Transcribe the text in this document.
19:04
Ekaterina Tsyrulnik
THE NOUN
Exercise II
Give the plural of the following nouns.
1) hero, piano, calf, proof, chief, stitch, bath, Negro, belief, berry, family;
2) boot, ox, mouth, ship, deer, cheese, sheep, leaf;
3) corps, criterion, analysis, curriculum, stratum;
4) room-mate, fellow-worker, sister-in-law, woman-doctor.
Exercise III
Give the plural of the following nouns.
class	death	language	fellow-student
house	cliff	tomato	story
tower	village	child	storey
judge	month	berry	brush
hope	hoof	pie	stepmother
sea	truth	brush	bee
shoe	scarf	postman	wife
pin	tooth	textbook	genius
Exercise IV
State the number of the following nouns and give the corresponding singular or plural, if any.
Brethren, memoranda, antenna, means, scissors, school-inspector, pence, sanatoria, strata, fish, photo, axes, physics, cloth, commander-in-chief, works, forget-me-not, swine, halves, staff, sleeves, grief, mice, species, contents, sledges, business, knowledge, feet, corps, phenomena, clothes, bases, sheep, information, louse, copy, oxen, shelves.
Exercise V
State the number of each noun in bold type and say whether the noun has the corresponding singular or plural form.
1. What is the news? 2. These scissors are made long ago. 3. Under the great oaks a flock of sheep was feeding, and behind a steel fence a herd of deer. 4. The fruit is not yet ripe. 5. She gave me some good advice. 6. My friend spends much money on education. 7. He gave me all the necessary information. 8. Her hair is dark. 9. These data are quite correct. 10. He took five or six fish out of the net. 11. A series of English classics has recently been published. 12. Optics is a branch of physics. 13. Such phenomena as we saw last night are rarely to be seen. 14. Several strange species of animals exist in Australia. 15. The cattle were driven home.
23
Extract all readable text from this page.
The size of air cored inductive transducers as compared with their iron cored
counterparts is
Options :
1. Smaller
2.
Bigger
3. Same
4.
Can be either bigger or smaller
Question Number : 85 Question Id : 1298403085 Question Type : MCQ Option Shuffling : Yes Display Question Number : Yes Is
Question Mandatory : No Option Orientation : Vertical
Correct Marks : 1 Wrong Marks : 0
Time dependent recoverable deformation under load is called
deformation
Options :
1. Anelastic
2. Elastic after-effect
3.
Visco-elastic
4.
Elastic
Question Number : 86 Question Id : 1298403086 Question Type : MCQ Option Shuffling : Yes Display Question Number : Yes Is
++++++++
◆ Aim of the task ◆
Repeat all of the entries exactly.

◆ Response to the exercise ◆
Transcribe the text in this document.
19:04
Ekaterina Tsyrulnik
THE NOUN
Exercise II
Give the plural of the following nouns.
1) hero, piano, calf, proof, chief, stitch, bath, Negro, belief, berry, family;
2) boot, ox, mouth, ship, deer, cheese, sheep, leaf;
3) corps, criterion, analysis, curriculum, stratum;
4) room-mate, fellow-worker, sister-in-law, woman-doctor.
Exercise III
Give the plural of the following nouns.
class	death	language	fellow-student
house	cliff	tomato	story
tower	village	child	storey
judge	month	berry	brush
hope	hoof	pie	stepmother
sea	truth	brush	bee
shoe	scarf	postman	wife
pin	tooth	textbook	genius
Exercise IV
State the number of the following nouns and give the corresponding singular or plural, if any.
Brethren, memoranda, antenna, means, scissors, school-inspector, pence, sanatoria, strata, fish, photo, axes, physics, cloth, commander-in-chief, works, forget-me-not, swine, halves, staff, sleeves, grief, mice, species, contents, sledges, business, knowledge, feet, corps, phenomena, clothes, bases, sheep, information, louse, copy, oxen, shelves.
Exercise V
State the number of each noun in bold type and say whether the noun has the corresponding singular or plural form.
1. What is the news? 2. These scissors are made long ago. 3. Under the great oaks a flock of sheep was feeding, and behind a steel fence a herd of deer. 4. The fruit is not yet ripe. 5. She gave me some good advice. 6. My friend spends much money on education. 7. He gave me all the necessary information. 8. Her hair is dark. 9. These data are quite correct. 10. He took five or six fish out of the net. 11. A series of English classics has recently been published. 12. Optics is a branch of physics. 13. Such phenomena as we saw last night are rarely to be seen. 14. Several strange species of animals exist in Australia. 15. The cattle were driven home.
23
Extract all readable text from this page.
The size of air cored inductive transducers as compared with their iron cored
counterparts is
Options :
1. Smaller
2.
Bigger
3. Same
4.
Can be either bigger or smaller
Question Number : 85 Question Id : 1298403085 Question Type : MCQ Option Shuffling : Yes Display Question Number : Yes Is
Question Mandatory : No Option Orientation : Vertical
Correct Marks : 1 Wrong Marks : 0
Time dependent recoverable deformation under load is called
deformation
Options :
1. Anelastic
2. Elastic after-effect
3.
Visco-elastic
4.
Elastic
Question Number : 86 Question Id : 1298403086 Question Type : MCQ Option Shuffling : Yes Display Question Number : Yes Is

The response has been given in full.